▸ **GIVEN REQUEST**: Go through the records and show each line where the word "LESSON" occurs.

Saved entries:
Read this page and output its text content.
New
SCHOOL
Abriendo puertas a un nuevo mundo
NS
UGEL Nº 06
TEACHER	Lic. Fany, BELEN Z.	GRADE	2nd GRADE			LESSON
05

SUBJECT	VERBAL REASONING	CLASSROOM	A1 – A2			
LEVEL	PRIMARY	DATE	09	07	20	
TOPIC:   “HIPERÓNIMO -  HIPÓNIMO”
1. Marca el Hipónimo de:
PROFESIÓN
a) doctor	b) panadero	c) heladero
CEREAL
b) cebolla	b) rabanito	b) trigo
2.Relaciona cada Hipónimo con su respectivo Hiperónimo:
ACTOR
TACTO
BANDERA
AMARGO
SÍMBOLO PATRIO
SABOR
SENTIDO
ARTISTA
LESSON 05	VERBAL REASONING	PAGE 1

==

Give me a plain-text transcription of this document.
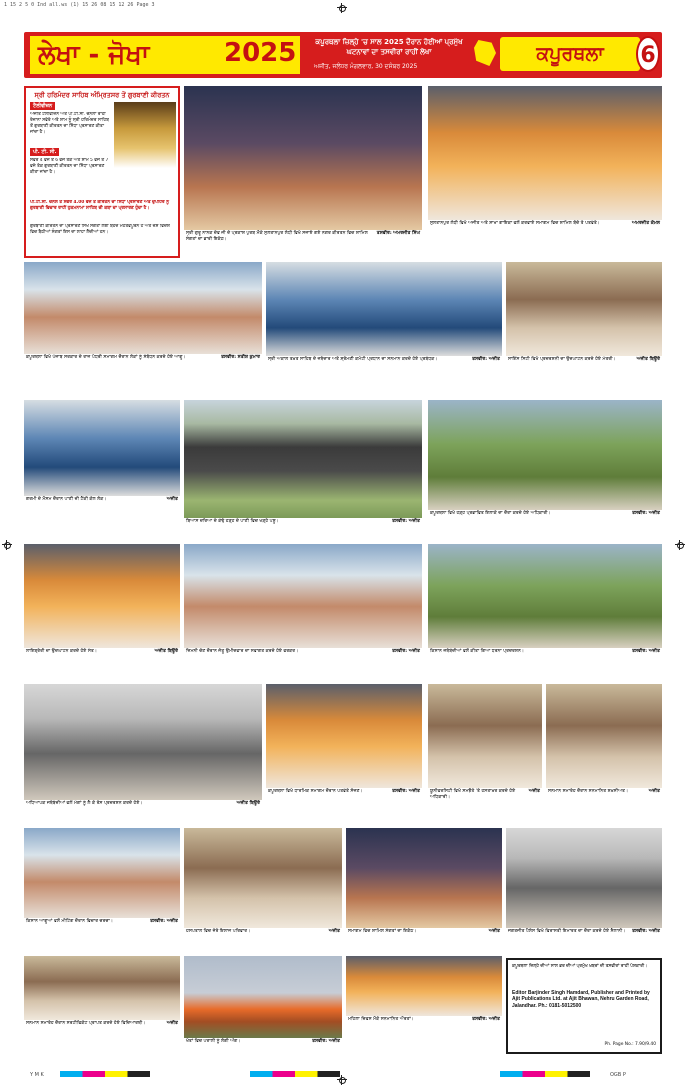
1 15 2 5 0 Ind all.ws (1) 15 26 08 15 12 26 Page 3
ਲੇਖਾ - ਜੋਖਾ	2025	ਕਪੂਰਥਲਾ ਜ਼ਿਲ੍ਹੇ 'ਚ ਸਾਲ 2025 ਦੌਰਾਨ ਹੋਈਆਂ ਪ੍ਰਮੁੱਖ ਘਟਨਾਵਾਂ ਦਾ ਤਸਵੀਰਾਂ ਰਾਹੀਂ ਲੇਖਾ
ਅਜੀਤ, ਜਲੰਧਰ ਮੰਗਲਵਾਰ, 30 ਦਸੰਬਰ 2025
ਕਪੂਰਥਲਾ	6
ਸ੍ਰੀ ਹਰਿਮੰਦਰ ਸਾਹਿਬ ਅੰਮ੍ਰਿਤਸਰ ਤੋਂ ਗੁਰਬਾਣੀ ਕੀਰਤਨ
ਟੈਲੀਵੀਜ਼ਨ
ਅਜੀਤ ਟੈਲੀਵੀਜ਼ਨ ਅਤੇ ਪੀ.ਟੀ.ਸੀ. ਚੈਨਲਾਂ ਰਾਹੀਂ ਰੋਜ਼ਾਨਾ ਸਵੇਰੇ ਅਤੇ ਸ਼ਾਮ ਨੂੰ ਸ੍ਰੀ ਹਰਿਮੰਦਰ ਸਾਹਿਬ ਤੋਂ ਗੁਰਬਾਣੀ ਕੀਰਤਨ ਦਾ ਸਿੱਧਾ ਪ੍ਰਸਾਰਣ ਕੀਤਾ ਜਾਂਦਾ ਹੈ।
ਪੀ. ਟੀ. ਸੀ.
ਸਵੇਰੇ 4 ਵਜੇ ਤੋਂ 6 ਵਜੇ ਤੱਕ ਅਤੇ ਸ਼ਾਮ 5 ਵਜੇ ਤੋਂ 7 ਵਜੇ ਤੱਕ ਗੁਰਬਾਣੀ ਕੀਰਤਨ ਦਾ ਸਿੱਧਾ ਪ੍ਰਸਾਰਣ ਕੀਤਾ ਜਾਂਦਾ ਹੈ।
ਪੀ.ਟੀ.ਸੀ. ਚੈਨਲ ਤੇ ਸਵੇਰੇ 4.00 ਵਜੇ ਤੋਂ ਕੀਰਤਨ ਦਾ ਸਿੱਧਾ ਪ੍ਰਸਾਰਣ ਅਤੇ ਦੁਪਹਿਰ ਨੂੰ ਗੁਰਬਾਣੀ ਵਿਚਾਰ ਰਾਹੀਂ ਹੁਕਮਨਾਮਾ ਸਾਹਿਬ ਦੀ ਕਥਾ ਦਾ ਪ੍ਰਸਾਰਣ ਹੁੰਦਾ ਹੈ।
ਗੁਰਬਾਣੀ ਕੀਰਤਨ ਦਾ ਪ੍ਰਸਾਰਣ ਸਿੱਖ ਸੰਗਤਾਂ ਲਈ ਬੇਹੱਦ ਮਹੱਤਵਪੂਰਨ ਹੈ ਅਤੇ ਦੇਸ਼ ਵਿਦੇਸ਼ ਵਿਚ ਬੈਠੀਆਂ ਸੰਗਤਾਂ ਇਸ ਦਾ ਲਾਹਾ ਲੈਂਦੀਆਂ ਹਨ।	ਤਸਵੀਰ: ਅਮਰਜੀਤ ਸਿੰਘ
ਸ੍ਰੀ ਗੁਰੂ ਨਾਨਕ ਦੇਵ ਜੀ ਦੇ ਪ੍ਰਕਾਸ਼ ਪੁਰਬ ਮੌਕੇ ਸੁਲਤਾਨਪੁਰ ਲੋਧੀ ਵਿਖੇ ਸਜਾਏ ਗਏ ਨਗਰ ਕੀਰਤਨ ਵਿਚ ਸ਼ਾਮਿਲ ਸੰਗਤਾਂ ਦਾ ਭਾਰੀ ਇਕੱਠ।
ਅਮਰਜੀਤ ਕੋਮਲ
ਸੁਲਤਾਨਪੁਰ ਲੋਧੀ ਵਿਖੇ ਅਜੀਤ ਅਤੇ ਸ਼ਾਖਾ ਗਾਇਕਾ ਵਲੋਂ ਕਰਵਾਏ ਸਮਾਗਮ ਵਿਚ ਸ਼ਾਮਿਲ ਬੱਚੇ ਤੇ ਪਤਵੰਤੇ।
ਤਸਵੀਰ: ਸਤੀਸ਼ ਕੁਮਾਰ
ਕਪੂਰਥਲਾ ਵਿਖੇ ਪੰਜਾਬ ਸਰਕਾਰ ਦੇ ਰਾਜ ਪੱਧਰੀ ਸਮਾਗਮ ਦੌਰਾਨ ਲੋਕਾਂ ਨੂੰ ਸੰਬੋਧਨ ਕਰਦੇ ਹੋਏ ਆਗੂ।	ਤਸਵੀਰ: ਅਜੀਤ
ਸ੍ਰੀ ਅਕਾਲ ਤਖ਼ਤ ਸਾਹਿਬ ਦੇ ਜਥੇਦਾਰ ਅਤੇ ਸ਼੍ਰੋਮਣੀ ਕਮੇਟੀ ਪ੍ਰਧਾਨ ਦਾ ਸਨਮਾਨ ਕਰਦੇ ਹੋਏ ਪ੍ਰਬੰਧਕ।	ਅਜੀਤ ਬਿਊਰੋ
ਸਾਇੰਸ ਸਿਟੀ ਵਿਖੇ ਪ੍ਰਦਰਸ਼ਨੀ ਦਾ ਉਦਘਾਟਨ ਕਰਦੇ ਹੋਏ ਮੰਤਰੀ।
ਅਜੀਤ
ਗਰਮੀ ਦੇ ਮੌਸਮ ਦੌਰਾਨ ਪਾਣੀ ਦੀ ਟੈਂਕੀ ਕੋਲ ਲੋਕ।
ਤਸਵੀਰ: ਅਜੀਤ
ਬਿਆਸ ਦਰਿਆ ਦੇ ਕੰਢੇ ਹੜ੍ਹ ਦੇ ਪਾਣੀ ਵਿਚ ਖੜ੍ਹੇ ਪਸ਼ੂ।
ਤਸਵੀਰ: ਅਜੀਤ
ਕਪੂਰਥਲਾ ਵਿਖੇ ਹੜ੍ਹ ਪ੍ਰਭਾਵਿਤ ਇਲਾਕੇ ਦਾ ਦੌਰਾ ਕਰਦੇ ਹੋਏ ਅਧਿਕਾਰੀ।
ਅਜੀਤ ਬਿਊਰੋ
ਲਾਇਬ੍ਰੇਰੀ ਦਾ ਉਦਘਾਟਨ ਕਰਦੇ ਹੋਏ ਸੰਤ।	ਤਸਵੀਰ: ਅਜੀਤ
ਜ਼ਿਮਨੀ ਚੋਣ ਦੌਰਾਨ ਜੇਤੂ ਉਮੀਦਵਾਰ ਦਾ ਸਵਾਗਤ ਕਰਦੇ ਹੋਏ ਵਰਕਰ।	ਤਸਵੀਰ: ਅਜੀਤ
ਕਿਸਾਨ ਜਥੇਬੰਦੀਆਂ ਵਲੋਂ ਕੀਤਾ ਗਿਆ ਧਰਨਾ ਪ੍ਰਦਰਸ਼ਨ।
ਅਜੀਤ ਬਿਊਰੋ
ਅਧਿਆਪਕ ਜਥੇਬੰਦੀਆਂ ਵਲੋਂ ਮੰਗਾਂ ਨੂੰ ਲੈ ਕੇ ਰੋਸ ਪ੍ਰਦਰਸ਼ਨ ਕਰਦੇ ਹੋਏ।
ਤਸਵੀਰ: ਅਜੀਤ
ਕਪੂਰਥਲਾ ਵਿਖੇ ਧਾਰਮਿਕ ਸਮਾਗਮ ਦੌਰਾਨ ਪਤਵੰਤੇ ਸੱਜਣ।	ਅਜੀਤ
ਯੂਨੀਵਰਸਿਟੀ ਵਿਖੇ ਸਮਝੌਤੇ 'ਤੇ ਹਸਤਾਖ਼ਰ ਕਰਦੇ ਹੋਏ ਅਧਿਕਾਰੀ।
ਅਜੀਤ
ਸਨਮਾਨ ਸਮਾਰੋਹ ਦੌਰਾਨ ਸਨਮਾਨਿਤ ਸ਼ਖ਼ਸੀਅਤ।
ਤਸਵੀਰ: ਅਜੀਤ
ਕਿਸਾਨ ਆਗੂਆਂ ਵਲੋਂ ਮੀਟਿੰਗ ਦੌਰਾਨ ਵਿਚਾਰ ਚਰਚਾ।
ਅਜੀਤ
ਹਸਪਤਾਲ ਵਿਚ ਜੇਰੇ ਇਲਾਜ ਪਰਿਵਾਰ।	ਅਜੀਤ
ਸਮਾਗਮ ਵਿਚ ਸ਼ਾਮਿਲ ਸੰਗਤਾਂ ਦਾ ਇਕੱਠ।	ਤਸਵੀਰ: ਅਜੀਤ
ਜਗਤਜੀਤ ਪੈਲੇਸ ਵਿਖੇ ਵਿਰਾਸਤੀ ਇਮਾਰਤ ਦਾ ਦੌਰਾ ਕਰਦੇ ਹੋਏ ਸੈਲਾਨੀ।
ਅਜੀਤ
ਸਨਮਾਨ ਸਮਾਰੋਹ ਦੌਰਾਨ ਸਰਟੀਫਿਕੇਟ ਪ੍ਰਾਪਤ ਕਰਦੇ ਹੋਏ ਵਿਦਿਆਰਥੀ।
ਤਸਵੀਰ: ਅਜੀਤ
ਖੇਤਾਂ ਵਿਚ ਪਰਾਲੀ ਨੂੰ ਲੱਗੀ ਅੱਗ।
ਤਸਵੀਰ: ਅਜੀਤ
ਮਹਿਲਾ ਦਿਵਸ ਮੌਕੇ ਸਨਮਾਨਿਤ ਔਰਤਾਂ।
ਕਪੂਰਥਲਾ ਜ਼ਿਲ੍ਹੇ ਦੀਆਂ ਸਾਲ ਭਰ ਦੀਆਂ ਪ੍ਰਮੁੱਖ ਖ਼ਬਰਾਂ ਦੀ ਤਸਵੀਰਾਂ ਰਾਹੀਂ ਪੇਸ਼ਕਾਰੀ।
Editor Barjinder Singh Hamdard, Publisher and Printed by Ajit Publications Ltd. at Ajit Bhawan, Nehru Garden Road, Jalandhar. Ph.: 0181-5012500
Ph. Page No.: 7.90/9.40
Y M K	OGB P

▸ **REPLY**:
TEACHER	Lic. Fany, BELEN Z.	GRADE	2nd GRADE			LESSON
LESSON 05	VERBAL REASONING	PAGE 1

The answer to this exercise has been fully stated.